- ARTICLE:

- - - -

Re: Netscape 4.5 and HTTP/1.1 Accept-Encoding

On Tue, 3 Nov 1998, Dave Kristol wrote:

> David W. Morris wrote:
> > 
> > On Tue, 3 Nov 1998, John Franks wrote:
> > 
> > > On Tue, 3 Nov 1998, Dave Kristol wrote:
> > >
> > > I  think gzip and compress are different encodings.  The fact that
> > > a program called "gzip" understands both is not relevant.
> 
> [N.B.  I never received John Franks's message, either directly, or via
> the mailing list.]
> 

> Yup, folks, I really did know they are different encodings.  My point
> was that perhaps NS 4.5 was able to decode both "gzip" and "compress"
> encodings because the gzip *program* can decode both.  Just a hunch,
> although I was told privately that NS 4.5 probably cannot decode
> "compress".
> 

I just tested and Netscape 4.5 for Unix seems to handle gzip and
compress just fine.  Here a file xxx.ps.Z was requested (presumably
with Accept-Encoding only containing gzip) and a compressed 
ps document was returned with Content-Encoding x-compress and 
Content-type application/postscript.  NS properly uncompressed it
and handed it off to the postscript viewer.

- - - -

- RECORDS SUPPLIED:
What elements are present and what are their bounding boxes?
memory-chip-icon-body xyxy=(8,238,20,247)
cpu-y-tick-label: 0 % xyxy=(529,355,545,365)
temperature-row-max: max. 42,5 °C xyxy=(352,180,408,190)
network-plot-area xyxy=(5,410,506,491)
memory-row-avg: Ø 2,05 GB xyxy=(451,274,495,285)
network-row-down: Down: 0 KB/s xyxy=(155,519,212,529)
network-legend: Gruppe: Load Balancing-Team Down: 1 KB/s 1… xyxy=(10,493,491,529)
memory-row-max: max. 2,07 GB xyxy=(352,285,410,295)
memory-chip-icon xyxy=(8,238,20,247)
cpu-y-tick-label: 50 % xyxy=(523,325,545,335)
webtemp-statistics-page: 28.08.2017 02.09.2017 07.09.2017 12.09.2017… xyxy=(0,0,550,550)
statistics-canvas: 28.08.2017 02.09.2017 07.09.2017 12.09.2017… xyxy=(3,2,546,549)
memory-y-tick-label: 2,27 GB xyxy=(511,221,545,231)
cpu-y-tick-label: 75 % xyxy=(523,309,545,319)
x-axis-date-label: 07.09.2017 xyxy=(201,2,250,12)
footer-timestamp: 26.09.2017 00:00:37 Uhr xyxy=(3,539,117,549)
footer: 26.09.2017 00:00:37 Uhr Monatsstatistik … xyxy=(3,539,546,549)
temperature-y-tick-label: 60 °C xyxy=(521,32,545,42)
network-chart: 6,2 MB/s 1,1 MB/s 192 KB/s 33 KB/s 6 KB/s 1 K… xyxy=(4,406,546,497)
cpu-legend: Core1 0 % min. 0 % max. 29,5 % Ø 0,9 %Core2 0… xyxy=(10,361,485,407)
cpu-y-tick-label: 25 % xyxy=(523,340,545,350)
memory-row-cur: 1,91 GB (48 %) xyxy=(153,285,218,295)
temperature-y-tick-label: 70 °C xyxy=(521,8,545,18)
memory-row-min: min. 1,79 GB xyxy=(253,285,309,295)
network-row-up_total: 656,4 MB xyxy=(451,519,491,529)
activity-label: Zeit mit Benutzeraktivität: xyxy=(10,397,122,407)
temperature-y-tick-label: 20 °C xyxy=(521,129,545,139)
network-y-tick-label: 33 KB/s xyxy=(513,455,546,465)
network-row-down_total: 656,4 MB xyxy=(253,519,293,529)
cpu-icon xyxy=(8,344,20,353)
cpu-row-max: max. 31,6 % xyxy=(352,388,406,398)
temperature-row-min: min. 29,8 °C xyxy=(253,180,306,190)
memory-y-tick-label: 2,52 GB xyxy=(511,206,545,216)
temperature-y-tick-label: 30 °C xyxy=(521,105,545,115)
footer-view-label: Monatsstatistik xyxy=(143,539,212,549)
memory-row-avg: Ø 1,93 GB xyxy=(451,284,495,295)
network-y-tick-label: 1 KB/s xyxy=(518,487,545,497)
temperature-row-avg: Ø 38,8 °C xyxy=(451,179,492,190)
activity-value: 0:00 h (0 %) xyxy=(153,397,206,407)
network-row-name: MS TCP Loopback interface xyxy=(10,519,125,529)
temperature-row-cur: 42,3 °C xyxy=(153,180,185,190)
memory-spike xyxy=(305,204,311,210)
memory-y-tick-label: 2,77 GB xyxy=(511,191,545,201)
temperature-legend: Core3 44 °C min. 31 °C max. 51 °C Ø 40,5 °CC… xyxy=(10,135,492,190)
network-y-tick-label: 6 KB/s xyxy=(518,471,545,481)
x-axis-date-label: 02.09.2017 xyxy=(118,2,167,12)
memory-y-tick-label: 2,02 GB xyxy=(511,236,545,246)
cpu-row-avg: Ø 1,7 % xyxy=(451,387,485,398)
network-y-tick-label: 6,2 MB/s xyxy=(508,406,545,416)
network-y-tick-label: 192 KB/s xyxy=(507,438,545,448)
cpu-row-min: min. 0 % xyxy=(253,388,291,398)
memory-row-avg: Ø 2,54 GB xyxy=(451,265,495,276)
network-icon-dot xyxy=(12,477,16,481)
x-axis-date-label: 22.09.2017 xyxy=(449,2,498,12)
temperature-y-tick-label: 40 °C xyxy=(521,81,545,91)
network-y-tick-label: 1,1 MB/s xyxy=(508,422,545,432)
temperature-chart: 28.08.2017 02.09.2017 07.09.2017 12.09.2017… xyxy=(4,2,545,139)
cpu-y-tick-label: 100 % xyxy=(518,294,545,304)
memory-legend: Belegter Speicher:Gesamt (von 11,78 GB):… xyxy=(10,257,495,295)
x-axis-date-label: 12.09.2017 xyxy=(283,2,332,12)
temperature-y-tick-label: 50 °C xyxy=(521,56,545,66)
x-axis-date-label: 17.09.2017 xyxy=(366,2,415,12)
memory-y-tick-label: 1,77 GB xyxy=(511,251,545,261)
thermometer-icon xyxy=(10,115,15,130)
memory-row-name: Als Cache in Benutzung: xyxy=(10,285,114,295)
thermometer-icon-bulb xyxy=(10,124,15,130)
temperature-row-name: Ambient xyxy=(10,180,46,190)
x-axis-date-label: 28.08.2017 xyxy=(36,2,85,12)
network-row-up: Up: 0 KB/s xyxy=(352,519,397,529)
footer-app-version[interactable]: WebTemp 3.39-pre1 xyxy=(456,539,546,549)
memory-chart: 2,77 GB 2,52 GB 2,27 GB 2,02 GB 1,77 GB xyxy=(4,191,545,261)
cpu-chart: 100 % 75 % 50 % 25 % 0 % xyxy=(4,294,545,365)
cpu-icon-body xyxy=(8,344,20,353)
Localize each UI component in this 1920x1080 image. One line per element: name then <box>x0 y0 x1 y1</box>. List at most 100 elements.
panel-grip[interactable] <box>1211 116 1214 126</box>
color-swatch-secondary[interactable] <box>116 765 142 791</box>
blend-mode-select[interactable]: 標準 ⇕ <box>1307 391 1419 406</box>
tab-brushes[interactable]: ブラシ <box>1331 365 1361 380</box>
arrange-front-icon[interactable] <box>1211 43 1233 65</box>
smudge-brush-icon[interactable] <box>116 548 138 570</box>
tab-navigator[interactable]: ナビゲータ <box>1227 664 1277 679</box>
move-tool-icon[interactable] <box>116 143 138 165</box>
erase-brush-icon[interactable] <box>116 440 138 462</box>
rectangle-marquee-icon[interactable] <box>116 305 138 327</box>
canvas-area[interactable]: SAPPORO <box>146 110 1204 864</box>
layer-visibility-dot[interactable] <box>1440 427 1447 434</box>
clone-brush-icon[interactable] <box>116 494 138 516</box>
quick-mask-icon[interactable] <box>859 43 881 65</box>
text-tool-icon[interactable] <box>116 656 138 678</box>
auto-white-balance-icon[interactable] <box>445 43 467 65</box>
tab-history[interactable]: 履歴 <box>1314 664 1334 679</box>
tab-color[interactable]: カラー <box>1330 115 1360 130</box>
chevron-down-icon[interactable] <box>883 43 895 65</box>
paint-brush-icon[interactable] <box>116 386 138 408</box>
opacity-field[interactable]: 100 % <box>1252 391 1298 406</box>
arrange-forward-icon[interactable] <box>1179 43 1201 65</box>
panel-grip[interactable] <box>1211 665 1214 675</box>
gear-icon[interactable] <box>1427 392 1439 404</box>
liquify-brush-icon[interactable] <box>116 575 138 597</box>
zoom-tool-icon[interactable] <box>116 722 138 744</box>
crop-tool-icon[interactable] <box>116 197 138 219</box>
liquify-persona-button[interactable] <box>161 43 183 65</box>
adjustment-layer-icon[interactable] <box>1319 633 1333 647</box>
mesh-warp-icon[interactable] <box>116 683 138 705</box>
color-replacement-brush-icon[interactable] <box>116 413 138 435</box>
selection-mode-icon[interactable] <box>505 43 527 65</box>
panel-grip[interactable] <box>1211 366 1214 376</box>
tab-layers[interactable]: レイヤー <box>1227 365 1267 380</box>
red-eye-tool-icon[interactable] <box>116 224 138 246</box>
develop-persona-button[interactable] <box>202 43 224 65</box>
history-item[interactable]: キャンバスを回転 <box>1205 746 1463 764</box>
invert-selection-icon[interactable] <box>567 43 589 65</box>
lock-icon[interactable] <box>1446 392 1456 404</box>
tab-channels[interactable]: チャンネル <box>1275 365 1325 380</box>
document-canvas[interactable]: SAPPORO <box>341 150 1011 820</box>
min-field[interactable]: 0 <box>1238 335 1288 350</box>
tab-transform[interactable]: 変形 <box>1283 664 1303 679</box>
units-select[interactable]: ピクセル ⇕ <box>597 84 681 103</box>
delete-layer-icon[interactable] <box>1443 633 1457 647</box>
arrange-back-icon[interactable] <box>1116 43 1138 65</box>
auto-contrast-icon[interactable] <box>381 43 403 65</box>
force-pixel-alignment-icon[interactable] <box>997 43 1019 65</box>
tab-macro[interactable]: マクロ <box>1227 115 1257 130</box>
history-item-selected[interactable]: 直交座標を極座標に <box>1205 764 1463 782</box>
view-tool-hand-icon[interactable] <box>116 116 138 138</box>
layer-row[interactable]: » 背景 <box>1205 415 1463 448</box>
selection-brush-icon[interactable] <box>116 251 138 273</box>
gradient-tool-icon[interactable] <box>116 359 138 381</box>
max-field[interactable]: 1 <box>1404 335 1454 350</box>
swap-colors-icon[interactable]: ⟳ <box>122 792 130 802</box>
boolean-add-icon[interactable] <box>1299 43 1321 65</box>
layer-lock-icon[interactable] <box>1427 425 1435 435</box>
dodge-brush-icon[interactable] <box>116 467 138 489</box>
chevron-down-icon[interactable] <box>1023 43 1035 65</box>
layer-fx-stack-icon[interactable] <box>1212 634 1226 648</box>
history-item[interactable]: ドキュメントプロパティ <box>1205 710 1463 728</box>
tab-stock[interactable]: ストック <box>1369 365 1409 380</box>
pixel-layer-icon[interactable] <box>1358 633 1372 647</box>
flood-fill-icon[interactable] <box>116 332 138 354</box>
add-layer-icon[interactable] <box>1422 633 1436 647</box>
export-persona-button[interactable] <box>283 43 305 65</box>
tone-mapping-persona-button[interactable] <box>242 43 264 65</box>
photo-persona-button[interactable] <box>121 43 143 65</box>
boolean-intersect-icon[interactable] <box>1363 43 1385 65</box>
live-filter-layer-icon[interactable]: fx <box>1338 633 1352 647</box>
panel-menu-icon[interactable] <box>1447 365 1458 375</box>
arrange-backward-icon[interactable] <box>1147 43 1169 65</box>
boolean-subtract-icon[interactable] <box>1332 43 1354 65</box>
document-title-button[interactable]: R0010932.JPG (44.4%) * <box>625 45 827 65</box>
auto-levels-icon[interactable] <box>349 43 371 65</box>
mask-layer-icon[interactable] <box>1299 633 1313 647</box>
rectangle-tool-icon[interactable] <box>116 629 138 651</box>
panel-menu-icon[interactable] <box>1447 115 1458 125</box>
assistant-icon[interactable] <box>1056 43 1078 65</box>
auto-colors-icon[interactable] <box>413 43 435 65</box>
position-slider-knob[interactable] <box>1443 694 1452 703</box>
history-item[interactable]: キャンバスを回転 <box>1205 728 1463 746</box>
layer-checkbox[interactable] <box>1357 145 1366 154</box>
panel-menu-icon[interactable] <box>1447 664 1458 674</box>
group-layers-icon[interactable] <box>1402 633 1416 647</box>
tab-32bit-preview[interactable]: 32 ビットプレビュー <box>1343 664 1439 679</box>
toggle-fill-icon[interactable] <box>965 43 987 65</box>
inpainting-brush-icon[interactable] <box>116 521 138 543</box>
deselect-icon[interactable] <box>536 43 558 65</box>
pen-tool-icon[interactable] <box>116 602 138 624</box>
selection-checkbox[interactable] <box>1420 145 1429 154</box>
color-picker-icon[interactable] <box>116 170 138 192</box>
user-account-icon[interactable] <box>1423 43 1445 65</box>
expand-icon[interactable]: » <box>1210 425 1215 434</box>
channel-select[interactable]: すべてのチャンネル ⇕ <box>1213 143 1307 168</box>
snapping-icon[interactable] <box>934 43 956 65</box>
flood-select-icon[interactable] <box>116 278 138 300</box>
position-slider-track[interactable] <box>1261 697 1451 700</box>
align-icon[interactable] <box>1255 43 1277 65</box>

- - - -

- REQUIREMENT 1: Copy the rows verbatim, starting at the first row and ending at the row that contains "network-legend: Gruppe: Load", with both of those rows included.
- REQUIREMENT 2: Carry on the mailing-list post about Netscape 4.5 and Accept-Encoding from its last sentence.

- REPLY 1:
What elements are present and what are their bounding boxes?
memory-chip-icon-body xyxy=(8,238,20,247)
cpu-y-tick-label: 0 % xyxy=(529,355,545,365)
temperature-row-max: max. 42,5 °C xyxy=(352,180,408,190)
network-plot-area xyxy=(5,410,506,491)
memory-row-avg: Ø 2,05 GB xyxy=(451,274,495,285)
network-row-down: Down: 0 KB/s xyxy=(155,519,212,529)
network-legend: Gruppe: Load Balancing-Team Down: 1 KB/s 1… xyxy=(10,493,491,529)

- REPLY 2:
> I think Koen's remarks were most appropriate about not sending 406 in
> the absence of negotiation.  However, I don't agree with the idea of
> sending Content-type: application/x-compress, except in a nice
> theoretical world.  Browsers that don't send Accept-Encoding work quite
> nicely with my server (assuming they understand x-compress).  So I'm
> more inclined just to ignore Accept-Encoding.

I think I agree with this.  It is current practice in HTTP/1.0 so it
should continue there, at least.  But I think Dave may be right and 
this is good behavior in 1.1.  Any disagreement?

Given that this behavior does not fail ungracefully in current 1.0
browsers, I would assume that 1.1 browsers would also do something
reasonable (save to disk) when they can't handle a given content encoding.

> 
> To John Franks's (apparent) question, what do I send in the absence of
> Accept-Encoding:  I send Content-Type: application/postscript and
> Content-Encoding: x-compress.  I would not send
> application/octet-stream.
> 

Well, on reflection, I think you are right.  And that's what my server
does too.  :)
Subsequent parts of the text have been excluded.